---- SOURCE DATA
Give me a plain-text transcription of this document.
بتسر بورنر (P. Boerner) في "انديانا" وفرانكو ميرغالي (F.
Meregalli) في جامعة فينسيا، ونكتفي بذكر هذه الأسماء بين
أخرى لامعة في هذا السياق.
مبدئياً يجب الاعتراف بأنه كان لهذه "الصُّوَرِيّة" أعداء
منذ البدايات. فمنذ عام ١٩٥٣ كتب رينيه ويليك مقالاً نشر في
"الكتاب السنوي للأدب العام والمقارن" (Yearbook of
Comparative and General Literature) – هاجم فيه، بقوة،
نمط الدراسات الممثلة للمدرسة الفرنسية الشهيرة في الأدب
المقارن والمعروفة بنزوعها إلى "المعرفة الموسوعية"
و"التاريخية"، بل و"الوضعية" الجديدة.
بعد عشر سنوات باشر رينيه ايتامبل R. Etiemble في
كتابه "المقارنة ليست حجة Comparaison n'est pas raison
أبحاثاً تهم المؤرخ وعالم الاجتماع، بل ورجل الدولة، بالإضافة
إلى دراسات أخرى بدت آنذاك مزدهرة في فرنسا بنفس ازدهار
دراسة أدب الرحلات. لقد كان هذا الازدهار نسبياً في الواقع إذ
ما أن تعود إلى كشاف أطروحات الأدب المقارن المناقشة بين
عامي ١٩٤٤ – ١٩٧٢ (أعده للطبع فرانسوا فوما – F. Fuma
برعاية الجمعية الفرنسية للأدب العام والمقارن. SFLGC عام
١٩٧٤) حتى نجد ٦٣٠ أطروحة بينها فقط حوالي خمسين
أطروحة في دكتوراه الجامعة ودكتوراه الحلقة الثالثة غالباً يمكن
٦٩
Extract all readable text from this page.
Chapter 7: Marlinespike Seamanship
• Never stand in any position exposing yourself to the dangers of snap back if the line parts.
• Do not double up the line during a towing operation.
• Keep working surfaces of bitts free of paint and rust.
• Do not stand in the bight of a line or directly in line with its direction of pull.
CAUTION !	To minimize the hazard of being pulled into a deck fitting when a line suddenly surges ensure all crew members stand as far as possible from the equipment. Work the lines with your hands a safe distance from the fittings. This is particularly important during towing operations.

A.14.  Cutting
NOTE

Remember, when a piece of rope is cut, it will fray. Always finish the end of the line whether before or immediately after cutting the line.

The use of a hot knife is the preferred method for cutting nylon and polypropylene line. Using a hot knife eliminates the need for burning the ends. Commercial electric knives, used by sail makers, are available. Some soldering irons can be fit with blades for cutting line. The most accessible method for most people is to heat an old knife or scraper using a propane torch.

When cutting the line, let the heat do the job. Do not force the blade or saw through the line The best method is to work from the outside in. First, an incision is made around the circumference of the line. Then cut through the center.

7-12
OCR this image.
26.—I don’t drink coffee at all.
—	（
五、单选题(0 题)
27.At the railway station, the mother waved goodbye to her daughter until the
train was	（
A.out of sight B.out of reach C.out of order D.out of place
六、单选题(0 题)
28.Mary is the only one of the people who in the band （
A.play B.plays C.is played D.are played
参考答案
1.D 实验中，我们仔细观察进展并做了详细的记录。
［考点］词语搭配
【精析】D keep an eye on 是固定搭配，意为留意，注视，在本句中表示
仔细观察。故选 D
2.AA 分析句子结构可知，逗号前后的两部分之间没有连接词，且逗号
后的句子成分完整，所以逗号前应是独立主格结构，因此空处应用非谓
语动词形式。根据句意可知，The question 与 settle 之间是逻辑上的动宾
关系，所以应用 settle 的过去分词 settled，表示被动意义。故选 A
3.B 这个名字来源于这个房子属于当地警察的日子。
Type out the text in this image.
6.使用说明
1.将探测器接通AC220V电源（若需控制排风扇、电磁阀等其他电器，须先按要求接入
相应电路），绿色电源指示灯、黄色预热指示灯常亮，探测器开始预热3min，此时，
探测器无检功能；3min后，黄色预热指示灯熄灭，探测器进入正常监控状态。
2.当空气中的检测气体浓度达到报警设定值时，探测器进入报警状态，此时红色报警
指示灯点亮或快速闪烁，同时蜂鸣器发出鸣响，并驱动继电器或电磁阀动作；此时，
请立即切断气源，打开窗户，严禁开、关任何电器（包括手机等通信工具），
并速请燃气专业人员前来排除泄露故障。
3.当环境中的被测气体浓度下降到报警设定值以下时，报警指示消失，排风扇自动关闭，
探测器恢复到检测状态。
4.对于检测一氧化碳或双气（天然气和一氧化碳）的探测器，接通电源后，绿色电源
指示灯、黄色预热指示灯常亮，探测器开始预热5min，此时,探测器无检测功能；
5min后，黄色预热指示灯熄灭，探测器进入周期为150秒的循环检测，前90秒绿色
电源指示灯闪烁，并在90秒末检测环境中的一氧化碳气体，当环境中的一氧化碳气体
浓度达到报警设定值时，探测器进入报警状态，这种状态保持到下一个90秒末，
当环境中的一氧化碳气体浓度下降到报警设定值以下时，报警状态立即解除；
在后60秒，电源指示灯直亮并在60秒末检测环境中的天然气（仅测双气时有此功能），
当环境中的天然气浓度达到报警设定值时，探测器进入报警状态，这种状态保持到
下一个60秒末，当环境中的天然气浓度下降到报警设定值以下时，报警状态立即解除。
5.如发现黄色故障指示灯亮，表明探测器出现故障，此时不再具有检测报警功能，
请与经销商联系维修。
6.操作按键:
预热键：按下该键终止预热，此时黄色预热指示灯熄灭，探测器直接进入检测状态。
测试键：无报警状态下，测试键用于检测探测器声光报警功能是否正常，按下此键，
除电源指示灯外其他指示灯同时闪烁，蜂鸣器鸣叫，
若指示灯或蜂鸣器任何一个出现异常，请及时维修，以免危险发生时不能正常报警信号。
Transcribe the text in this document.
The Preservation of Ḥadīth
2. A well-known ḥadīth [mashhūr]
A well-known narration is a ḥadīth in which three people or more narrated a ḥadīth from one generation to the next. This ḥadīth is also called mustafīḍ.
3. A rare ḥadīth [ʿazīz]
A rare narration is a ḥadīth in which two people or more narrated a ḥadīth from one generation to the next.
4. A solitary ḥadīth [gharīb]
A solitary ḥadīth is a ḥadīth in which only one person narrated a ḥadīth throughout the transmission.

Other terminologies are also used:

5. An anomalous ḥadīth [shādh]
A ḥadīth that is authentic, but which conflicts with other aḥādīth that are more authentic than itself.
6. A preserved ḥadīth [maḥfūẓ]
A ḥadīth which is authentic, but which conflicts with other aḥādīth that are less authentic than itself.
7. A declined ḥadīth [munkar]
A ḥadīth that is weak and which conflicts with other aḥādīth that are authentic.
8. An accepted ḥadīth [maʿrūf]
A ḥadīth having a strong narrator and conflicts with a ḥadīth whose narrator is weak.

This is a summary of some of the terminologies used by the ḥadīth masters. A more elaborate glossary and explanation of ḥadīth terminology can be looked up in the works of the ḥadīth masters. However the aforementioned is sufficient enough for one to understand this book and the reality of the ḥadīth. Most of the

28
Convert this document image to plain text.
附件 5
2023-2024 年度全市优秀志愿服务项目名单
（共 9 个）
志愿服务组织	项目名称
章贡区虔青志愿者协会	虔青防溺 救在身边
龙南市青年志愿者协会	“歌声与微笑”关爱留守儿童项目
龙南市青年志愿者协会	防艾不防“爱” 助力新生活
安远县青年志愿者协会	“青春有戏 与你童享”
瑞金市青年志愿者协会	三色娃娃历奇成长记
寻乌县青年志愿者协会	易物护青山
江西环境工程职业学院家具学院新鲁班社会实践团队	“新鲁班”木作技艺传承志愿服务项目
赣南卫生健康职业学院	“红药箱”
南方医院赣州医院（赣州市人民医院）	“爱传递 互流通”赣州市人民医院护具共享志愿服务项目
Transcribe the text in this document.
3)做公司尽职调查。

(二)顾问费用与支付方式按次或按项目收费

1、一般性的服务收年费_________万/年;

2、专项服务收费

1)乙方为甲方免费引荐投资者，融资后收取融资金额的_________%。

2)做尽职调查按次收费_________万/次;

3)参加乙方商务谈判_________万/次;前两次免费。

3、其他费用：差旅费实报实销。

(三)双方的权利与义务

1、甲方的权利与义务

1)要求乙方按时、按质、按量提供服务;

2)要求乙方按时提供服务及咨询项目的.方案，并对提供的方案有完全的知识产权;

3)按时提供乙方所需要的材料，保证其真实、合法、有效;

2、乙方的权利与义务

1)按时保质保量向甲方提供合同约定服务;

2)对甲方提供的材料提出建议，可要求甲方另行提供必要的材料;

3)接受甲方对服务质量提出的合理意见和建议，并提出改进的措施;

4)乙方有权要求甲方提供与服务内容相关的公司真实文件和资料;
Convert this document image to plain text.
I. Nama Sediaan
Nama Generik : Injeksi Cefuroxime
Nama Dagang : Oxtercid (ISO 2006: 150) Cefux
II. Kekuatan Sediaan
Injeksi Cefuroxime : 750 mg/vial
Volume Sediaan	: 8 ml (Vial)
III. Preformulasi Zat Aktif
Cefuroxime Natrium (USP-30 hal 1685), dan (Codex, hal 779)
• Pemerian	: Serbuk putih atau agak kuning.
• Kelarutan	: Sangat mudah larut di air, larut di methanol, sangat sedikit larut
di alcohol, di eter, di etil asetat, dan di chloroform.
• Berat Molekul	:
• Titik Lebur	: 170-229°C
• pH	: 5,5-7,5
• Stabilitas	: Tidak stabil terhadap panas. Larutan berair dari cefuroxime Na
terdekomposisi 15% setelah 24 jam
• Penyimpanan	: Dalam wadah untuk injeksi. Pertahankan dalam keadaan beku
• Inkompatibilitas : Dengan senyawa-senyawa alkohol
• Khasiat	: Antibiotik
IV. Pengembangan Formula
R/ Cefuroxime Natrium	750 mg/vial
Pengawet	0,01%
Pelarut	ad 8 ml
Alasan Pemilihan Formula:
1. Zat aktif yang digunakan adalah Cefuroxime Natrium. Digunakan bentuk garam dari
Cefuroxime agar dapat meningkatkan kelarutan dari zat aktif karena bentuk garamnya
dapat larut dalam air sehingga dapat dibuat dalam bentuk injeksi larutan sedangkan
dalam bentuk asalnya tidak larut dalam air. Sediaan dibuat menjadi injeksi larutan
--------
▶ YOUR INSTRUCTIONS
Copy every line that contains the string "探测器进入报警状态".

▶ REPLY TO THE EXERCISE
2.当空气中的检测气体浓度达到报警设定值时，探测器进入报警状态，此时红色报警
浓度达到报警设定值时，探测器进入报警状态，这种状态保持到下一个90秒末，
当环境中的天然气浓度达到报警设定值时，探测器进入报警状态，这种状态保持到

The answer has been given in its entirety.